• QUOTED PASSAGE:
'''
Semi-autonomous robot driving over a wooden room threshold about 3/4-inch high (lowest floor-to-peak).
These strips are practically inconsequential to most human beings and domestic pets in everyday life. Yet, it’s amazing how many robots get stuck on such a short barrier. The strips are particularly problematic for robots with floor sensors.
The design keys to driving over obstacles are:
There are a number of different methods of applying mechanical power to wheels while still providing adequate ground clearance:
For this robot, I chose the last option.
Miniature Maxon DC motor with encoder and flex cable.
I purchased a large group of Maxon DC motors from eBay for $10 each. The motors are labeled 132365. (Similar motors with plastic gears and a slightly different pinout were also available on eBay. They are marked #199232.)
The imprinted number refers to the unique combination of motor, gearhead, and encoder for a particular customer, as opposed to the individual part numbers. Since these are second-hand motors, I had to deduce the individual part numbers of each component by comparing attributes to those listed in the Maxon catalog.
Unfortunately, this motor deviates from the standard Maxon offering in two significant ways. First, it only has one encoder channel (the second transistor isn’t even populated on the tiny circuit board), which means it doesn’t support quadrature encoding. Second, the motor and encoder connector is a thin, flat, flexible cable, rather than a standard ribbon cable and 0.1-inch female socket header.
This unique type of cable is called a flexible printed circuit (FPC) or a flexible flat cable (FFC). This Maxon motor uses a 5-pin FFC with 1 mm pitch spacing (1 mm from the middle of one pin to the middle of the next pin).
Individual wires soldered to a flat cable.
My first attempt to connect to the flat cable consisted of soldering individual wires taped to a brass block. Although it worked, let me make this perfectly clear: Hand soldering on a 1mm-spaced flat cable is no fun.
Adapter PCB, flat cable right-angle connector, and motor cable with pinouts
The right way to do it is to use the proper connector. Low-insertion-force connectors with 1 mm pitch are manufactured by Hirose Electric in right-angle (FH21-5S-1DS) and straight (FH21-5S-1DSA). They are available from Digi-Key (#HFG05T and #HFF05T respectively).
The connector can be designed to fit onto a motherboard, or a special adapter board can made to convert each motor to discrete wires. For example, the above adapter board splits off the standard two-wire DC motor pins (M+, M-) so that the motor can be used with any motor driver board. The three sensor pins (+5, sensor output, GND) can either be ignored or they can connect to a microcontroller.
Tall Lego wheels, narrow Maxon motors, a narrow aluminum tube axle, and thin motor cables constructed for a robot with a high ground clearance.
The robot motors attach to Lego wheels with aluminum couplers described in an earlier article. The motors are secured end-to-end with set screws in an aluminum tube. Slits in the middle of the tube allow the motor cables to connect to adapter boards inside of the robot.
'''
• SOURCE EXCERPT:
'''
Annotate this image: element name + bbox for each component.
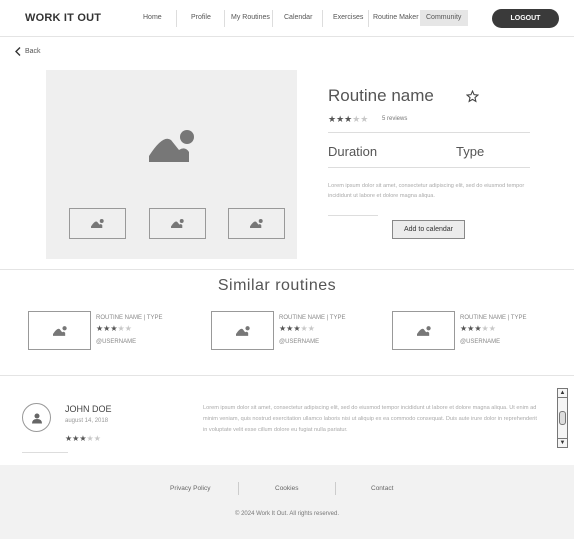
'''
• EXERCISE TASKS:
[a] In the robot article, what price did the writer pay for each Maxon DC motor bought on eBay?
[b] Decide whether each statement below agrees with the robot article. Answer yes or no for each, and quote the deciding words of the article.
(i) The Maxon motor supports quadrature encoding.
(ii) The Maxon motor uses a 5-pin flat cable with 1 mm pitch spacing.
(iii) The motors are held side by side with clamps.
[c] Reproduce the passage of the robot article between "This unique type" and "and #HFF05T respectively).", inclusive.

• RESULTS FOR EACH TASK:
[a] $10 each.

[b]
(i) No: "which means it doesn’t support quadrature encoding."
(ii) Yes: "This Maxon motor uses a 5-pin FFC with 1 mm pitch spacing"
(iii) No: "The motors are secured end-to-end with set screws in an aluminum tube."

[c]
This unique type of cable is called a flexible printed circuit (FPC) or a flexible flat cable (FFC). This Maxon motor uses a 5-pin FFC with 1 mm pitch spacing (1 mm from the middle of one pin to the middle of the next pin).
Individual wires soldered to a flat cable.
My first attempt to connect to the flat cable consisted of soldering individual wires taped to a brass block. Although it worked, let me make this perfectly clear: Hand soldering on a 1mm-spaced flat cable is no fun.
Adapter PCB, flat cable right-angle connector, and motor cable with pinouts
The right way to do it is to use the proper connector. Low-insertion-force connectors with 1 mm pitch are manufactured by Hirose Electric in right-angle (FH21-5S-1DS) and straight (FH21-5S-1DSA). They are available from Digi-Key (#HFG05T and #HFF05T respectively).